** START OF Raw records **
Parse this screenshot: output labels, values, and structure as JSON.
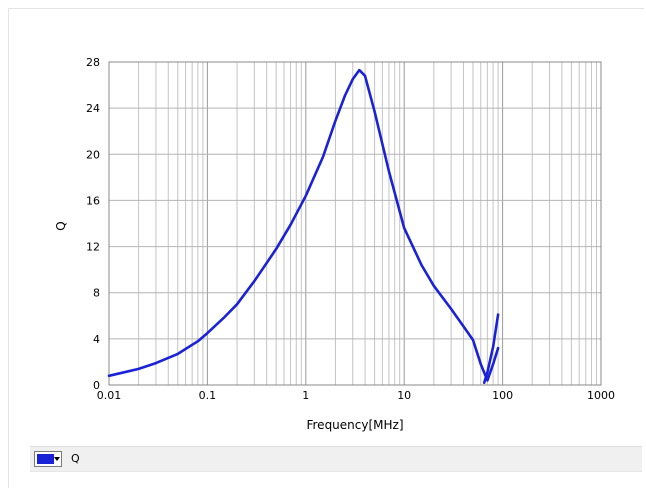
{
  "chart_data": {
    "type": "line",
    "title": "",
    "xlabel": "Frequency[MHz]",
    "ylabel": "Q",
    "xscale": "log",
    "xlim": [
      0.01,
      1000
    ],
    "ylim": [
      0,
      28
    ],
    "x_ticks": [
      0.01,
      0.1,
      1,
      10,
      100,
      1000
    ],
    "x_tick_labels": [
      "0.01",
      "0.1",
      "1",
      "10",
      "100",
      "1000"
    ],
    "y_ticks": [
      0,
      4,
      8,
      12,
      16,
      20,
      24,
      28
    ],
    "y_tick_labels": [
      "0",
      "4",
      "8",
      "12",
      "16",
      "20",
      "24",
      "28"
    ],
    "grid": true,
    "legend_position": "bottom",
    "series": [
      {
        "name": "Q",
        "color": "#1a22d8",
        "x": [
          0.01,
          0.02,
          0.03,
          0.05,
          0.08,
          0.1,
          0.15,
          0.2,
          0.3,
          0.5,
          0.7,
          1,
          1.5,
          2,
          2.5,
          3,
          3.5,
          4,
          5,
          7,
          10,
          15,
          20,
          30,
          40,
          50,
          60,
          70,
          80,
          90
        ],
        "values": [
          0.8,
          1.4,
          1.9,
          2.7,
          3.8,
          4.5,
          5.9,
          7.0,
          9.0,
          11.8,
          13.9,
          16.4,
          19.8,
          22.9,
          25.1,
          26.5,
          27.3,
          26.8,
          23.7,
          18.5,
          13.6,
          10.4,
          8.6,
          6.6,
          5.1,
          3.9,
          1.8,
          0.4,
          1.8,
          3.2
        ]
      },
      {
        "name": "",
        "color": "#1a22d8",
        "x": [
          65,
          70,
          80,
          90
        ],
        "values": [
          0.2,
          1.1,
          3.3,
          6.1
        ]
      }
    ]
  },
  "legend": {
    "label": "Q",
    "color": "#1a22d8"
  }
}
** END OF Raw records **
Leave the pictures out and reproduce all of the records exactly.

Parse this screenshot: output labels, values, and structure as JSON.
{
  "chart_data": {
    "type": "line",
    "title": "",
    "xlabel": "Frequency[MHz]",
    "ylabel": "Q",
    "xscale": "log",
    "xlim": [
      0.01,
      1000
    ],
    "ylim": [
      0,
      28
    ],
    "x_ticks": [
      0.01,
      0.1,
      1,
      10,
      100,
      1000
    ],
    "x_tick_labels": [
      "0.01",
      "0.1",
      "1",
      "10",
      "100",
      "1000"
    ],
    "y_ticks": [
      0,
      4,
      8,
      12,
      16,
      20,
      24,
      28
    ],
    "y_tick_labels": [
      "0",
      "4",
      "8",
      "12",
      "16",
      "20",
      "24",
      "28"
    ],
    "grid": true,
    "legend_position": "bottom",
    "series": [
      {
        "name": "Q",
        "color": "#1a22d8",
        "x": [
          0.01,
          0.02,
          0.03,
          0.05,
          0.08,
          0.1,
          0.15,
          0.2,
          0.3,
          0.5,
          0.7,
          1,
          1.5,
          2,
          2.5,
          3,
          3.5,
          4,
          5,
          7,
          10,
          15,
          20,
          30,
          40,
          50,
          60,
          70,
          80,
          90
        ],
        "values": [
          0.8,
          1.4,
          1.9,
          2.7,
          3.8,
          4.5,
          5.9,
          7.0,
          9.0,
          11.8,
          13.9,
          16.4,
          19.8,
          22.9,
          25.1,
          26.5,
          27.3,
          26.8,
          23.7,
          18.5,
          13.6,
          10.4,
          8.6,
          6.6,
          5.1,
          3.9,
          1.8,
          0.4,
          1.8,
          3.2
        ]
      },
      {
        "name": "",
        "color": "#1a22d8",
        "x": [
          65,
          70,
          80,
          90
        ],
        "values": [
          0.2,
          1.1,
          3.3,
          6.1
        ]
      }
    ]
  },
  "legend": {
    "label": "Q",
    "color": "#1a22d8"
  }
}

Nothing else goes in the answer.